Dataset rows:
* begin *
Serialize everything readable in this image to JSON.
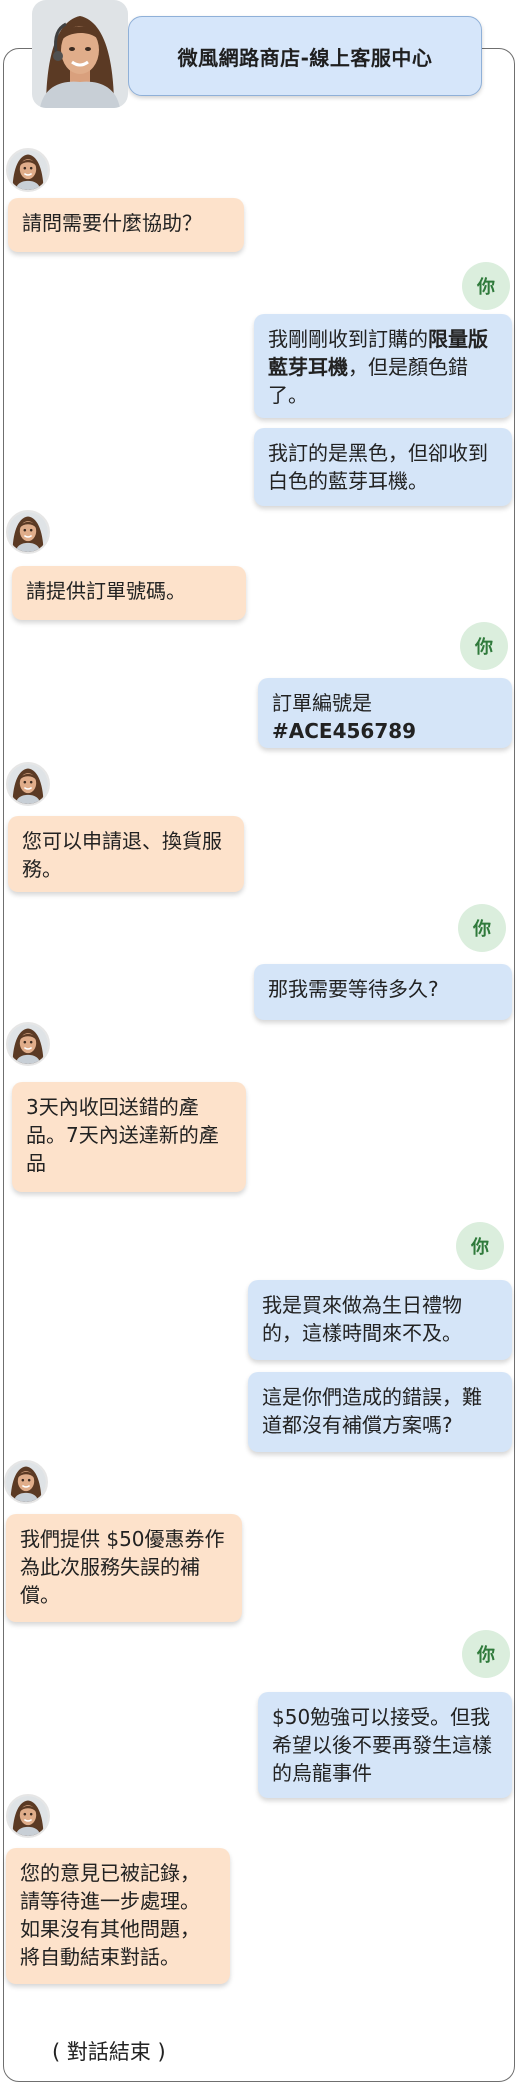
{
  "header": {
    "title": "微風網路商店-線上客服中心"
  },
  "you_label": "你",
  "messages": {
    "m1": "請問需要什麼協助？",
    "m2a": "我剛剛收到訂購的",
    "m2b": "限量版藍芽耳機",
    "m2c": "，但是顏色錯了。",
    "m3": "我訂的是黑色，但卻收到白色的藍芽耳機。",
    "m4": "請提供訂單號碼。",
    "m5a": "訂單編號是",
    "m5b": "#ACE456789",
    "m6": "您可以申請退、換貨服務。",
    "m7": "那我需要等待多久?",
    "m8": "3天內收回送錯的產品。7天內送達新的產品",
    "m9": "我是買來做為生日禮物的，這樣時間來不及。",
    "m10": "這是你們造成的錯誤，難道都沒有補償方案嗎?",
    "m11": "我們提供 $50優惠券作為此次服務失誤的補償。",
    "m12": "$50勉強可以接受。但我希望以後不要再發生這樣的烏龍事件",
    "m13": "您的意見已被記錄，請等待進一步處理。如果沒有其他問題，將自動結束對話。"
  },
  "end_note": "( 對話結束 )",
  "colors": {
    "agent_bubble": "#fde2cb",
    "user_bubble": "#d5e5f8",
    "header_bg": "#d6e6fa",
    "you_badge_bg": "#dbeedd",
    "you_badge_text": "#2f7a3b"
  },
  "icons": {
    "agent_avatar": "agent-avatar",
    "header_avatar": "support-agent-portrait"
  }
}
* end *
→ **DIRECTION**:
Write every entry out again exactly, dropping the pictures.

→ **ANSWER**:
Serialize everything readable in this image to JSON.
{
  "header": {
    "title": "微風網路商店-線上客服中心"
  },
  "you_label": "你",
  "messages": {
    "m1": "請問需要什麼協助？",
    "m2a": "我剛剛收到訂購的",
    "m2b": "限量版藍芽耳機",
    "m2c": "，但是顏色錯了。",
    "m3": "我訂的是黑色，但卻收到白色的藍芽耳機。",
    "m4": "請提供訂單號碼。",
    "m5a": "訂單編號是",
    "m5b": "#ACE456789",
    "m6": "您可以申請退、換貨服務。",
    "m7": "那我需要等待多久?",
    "m8": "3天內收回送錯的產品。7天內送達新的產品",
    "m9": "我是買來做為生日禮物的，這樣時間來不及。",
    "m10": "這是你們造成的錯誤，難道都沒有補償方案嗎?",
    "m11": "我們提供 $50優惠券作為此次服務失誤的補償。",
    "m12": "$50勉強可以接受。但我希望以後不要再發生這樣的烏龍事件",
    "m13": "您的意見已被記錄，請等待進一步處理。如果沒有其他問題，將自動結束對話。"
  },
  "end_note": "( 對話結束 )",
  "colors": {
    "agent_bubble": "#fde2cb",
    "user_bubble": "#d5e5f8",
    "header_bg": "#d6e6fa",
    "you_badge_bg": "#dbeedd",
    "you_badge_text": "#2f7a3b"
  },
  "icons": {
    "agent_avatar": "agent-avatar",
    "header_avatar": "support-agent-portrait"
  }
}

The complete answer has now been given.